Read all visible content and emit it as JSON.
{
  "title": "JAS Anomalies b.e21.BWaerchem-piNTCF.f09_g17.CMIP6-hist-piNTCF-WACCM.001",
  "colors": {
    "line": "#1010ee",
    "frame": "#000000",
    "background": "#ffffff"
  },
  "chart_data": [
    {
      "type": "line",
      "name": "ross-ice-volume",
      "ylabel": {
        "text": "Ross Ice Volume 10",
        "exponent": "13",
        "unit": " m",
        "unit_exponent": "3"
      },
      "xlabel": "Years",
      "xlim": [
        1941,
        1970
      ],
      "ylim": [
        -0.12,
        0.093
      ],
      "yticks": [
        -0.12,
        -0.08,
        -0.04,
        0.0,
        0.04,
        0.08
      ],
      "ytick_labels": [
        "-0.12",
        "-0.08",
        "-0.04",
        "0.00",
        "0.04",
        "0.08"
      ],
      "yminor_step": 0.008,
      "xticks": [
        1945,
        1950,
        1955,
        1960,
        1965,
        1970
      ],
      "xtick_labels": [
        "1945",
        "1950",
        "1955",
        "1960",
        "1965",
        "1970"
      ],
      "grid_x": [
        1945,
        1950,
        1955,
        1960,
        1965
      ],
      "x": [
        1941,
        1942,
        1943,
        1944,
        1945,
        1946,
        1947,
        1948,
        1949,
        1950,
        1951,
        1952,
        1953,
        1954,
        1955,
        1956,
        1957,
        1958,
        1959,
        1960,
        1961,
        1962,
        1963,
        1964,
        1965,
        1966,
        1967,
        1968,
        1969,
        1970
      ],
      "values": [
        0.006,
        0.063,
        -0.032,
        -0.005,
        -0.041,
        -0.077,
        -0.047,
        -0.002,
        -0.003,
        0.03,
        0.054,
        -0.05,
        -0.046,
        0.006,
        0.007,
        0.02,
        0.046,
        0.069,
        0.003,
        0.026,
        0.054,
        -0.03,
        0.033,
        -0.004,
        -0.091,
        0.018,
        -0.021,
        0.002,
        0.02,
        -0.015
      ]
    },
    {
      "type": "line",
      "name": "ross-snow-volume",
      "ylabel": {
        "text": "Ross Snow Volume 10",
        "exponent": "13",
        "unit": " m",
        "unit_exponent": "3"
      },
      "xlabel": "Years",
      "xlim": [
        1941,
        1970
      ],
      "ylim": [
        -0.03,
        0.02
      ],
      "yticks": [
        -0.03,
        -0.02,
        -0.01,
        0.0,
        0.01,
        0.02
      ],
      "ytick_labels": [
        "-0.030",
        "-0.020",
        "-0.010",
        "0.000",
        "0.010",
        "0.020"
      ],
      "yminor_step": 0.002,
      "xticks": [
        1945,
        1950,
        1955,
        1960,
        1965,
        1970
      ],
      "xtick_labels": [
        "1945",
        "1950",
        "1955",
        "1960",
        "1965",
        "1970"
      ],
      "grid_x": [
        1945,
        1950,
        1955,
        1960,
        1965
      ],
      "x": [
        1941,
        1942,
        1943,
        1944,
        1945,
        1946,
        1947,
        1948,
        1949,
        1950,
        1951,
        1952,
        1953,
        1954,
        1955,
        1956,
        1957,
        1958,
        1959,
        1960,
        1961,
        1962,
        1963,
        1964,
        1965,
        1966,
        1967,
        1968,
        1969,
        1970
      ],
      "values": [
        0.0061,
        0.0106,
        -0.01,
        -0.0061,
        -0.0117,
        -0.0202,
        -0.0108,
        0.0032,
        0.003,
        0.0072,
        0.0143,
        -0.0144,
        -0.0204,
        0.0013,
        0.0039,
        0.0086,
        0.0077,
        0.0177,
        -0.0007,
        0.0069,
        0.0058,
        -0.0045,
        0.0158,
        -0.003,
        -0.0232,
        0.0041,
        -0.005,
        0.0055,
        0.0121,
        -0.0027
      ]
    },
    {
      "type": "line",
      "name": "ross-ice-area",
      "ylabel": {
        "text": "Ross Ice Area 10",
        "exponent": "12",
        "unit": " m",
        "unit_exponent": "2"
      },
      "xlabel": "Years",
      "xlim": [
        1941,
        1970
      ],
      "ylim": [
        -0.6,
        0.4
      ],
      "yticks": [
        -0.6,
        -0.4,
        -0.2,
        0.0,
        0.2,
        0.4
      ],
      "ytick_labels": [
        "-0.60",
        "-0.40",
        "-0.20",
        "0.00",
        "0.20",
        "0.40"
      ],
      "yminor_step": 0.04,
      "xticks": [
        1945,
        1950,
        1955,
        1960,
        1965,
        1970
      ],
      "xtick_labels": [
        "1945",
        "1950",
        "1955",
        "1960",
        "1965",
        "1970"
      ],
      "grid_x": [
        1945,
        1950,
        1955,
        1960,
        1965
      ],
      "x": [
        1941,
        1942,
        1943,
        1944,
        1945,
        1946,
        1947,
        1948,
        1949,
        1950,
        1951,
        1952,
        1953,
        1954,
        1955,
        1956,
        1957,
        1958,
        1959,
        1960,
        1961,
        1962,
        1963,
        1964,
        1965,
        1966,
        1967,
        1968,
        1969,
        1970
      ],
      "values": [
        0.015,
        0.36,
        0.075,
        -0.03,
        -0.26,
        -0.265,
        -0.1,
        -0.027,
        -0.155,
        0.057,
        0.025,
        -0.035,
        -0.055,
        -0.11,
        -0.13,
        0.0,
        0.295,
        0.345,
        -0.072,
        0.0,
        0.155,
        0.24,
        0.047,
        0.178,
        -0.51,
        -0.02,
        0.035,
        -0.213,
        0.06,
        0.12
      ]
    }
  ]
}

____________________

### Goal
Set down all of the records shown above once more, exactly.

### Reply to the exercise
Read all visible content and emit it as JSON.
{
  "title": "JAS Anomalies b.e21.BWaerchem-piNTCF.f09_g17.CMIP6-hist-piNTCF-WACCM.001",
  "colors": {
    "line": "#1010ee",
    "frame": "#000000",
    "background": "#ffffff"
  },
  "chart_data": [
    {
      "type": "line",
      "name": "ross-ice-volume",
      "ylabel": {
        "text": "Ross Ice Volume 10",
        "exponent": "13",
        "unit": " m",
        "unit_exponent": "3"
      },
      "xlabel": "Years",
      "xlim": [
        1941,
        1970
      ],
      "ylim": [
        -0.12,
        0.093
      ],
      "yticks": [
        -0.12,
        -0.08,
        -0.04,
        0.0,
        0.04,
        0.08
      ],
      "ytick_labels": [
        "-0.12",
        "-0.08",
        "-0.04",
        "0.00",
        "0.04",
        "0.08"
      ],
      "yminor_step": 0.008,
      "xticks": [
        1945,
        1950,
        1955,
        1960,
        1965,
        1970
      ],
      "xtick_labels": [
        "1945",
        "1950",
        "1955",
        "1960",
        "1965",
        "1970"
      ],
      "grid_x": [
        1945,
        1950,
        1955,
        1960,
        1965
      ],
      "x": [
        1941,
        1942,
        1943,
        1944,
        1945,
        1946,
        1947,
        1948,
        1949,
        1950,
        1951,
        1952,
        1953,
        1954,
        1955,
        1956,
        1957,
        1958,
        1959,
        1960,
        1961,
        1962,
        1963,
        1964,
        1965,
        1966,
        1967,
        1968,
        1969,
        1970
      ],
      "values": [
        0.006,
        0.063,
        -0.032,
        -0.005,
        -0.041,
        -0.077,
        -0.047,
        -0.002,
        -0.003,
        0.03,
        0.054,
        -0.05,
        -0.046,
        0.006,
        0.007,
        0.02,
        0.046,
        0.069,
        0.003,
        0.026,
        0.054,
        -0.03,
        0.033,
        -0.004,
        -0.091,
        0.018,
        -0.021,
        0.002,
        0.02,
        -0.015
      ]
    },
    {
      "type": "line",
      "name": "ross-snow-volume",
      "ylabel": {
        "text": "Ross Snow Volume 10",
        "exponent": "13",
        "unit": " m",
        "unit_exponent": "3"
      },
      "xlabel": "Years",
      "xlim": [
        1941,
        1970
      ],
      "ylim": [
        -0.03,
        0.02
      ],
      "yticks": [
        -0.03,
        -0.02,
        -0.01,
        0.0,
        0.01,
        0.02
      ],
      "ytick_labels": [
        "-0.030",
        "-0.020",
        "-0.010",
        "0.000",
        "0.010",
        "0.020"
      ],
      "yminor_step": 0.002,
      "xticks": [
        1945,
        1950,
        1955,
        1960,
        1965,
        1970
      ],
      "xtick_labels": [
        "1945",
        "1950",
        "1955",
        "1960",
        "1965",
        "1970"
      ],
      "grid_x": [
        1945,
        1950,
        1955,
        1960,
        1965
      ],
      "x": [
        1941,
        1942,
        1943,
        1944,
        1945,
        1946,
        1947,
        1948,
        1949,
        1950,
        1951,
        1952,
        1953,
        1954,
        1955,
        1956,
        1957,
        1958,
        1959,
        1960,
        1961,
        1962,
        1963,
        1964,
        1965,
        1966,
        1967,
        1968,
        1969,
        1970
      ],
      "values": [
        0.0061,
        0.0106,
        -0.01,
        -0.0061,
        -0.0117,
        -0.0202,
        -0.0108,
        0.0032,
        0.003,
        0.0072,
        0.0143,
        -0.0144,
        -0.0204,
        0.0013,
        0.0039,
        0.0086,
        0.0077,
        0.0177,
        -0.0007,
        0.0069,
        0.0058,
        -0.0045,
        0.0158,
        -0.003,
        -0.0232,
        0.0041,
        -0.005,
        0.0055,
        0.0121,
        -0.0027
      ]
    },
    {
      "type": "line",
      "name": "ross-ice-area",
      "ylabel": {
        "text": "Ross Ice Area 10",
        "exponent": "12",
        "unit": " m",
        "unit_exponent": "2"
      },
      "xlabel": "Years",
      "xlim": [
        1941,
        1970
      ],
      "ylim": [
        -0.6,
        0.4
      ],
      "yticks": [
        -0.6,
        -0.4,
        -0.2,
        0.0,
        0.2,
        0.4
      ],
      "ytick_labels": [
        "-0.60",
        "-0.40",
        "-0.20",
        "0.00",
        "0.20",
        "0.40"
      ],
      "yminor_step": 0.04,
      "xticks": [
        1945,
        1950,
        1955,
        1960,
        1965,
        1970
      ],
      "xtick_labels": [
        "1945",
        "1950",
        "1955",
        "1960",
        "1965",
        "1970"
      ],
      "grid_x": [
        1945,
        1950,
        1955,
        1960,
        1965
      ],
      "x": [
        1941,
        1942,
        1943,
        1944,
        1945,
        1946,
        1947,
        1948,
        1949,
        1950,
        1951,
        1952,
        1953,
        1954,
        1955,
        1956,
        1957,
        1958,
        1959,
        1960,
        1961,
        1962,
        1963,
        1964,
        1965,
        1966,
        1967,
        1968,
        1969,
        1970
      ],
      "values": [
        0.015,
        0.36,
        0.075,
        -0.03,
        -0.26,
        -0.265,
        -0.1,
        -0.027,
        -0.155,
        0.057,
        0.025,
        -0.035,
        -0.055,
        -0.11,
        -0.13,
        0.0,
        0.295,
        0.345,
        -0.072,
        0.0,
        0.155,
        0.24,
        0.047,
        0.178,
        -0.51,
        -0.02,
        0.035,
        -0.213,
        0.06,
        0.12
      ]
    }
  ]
}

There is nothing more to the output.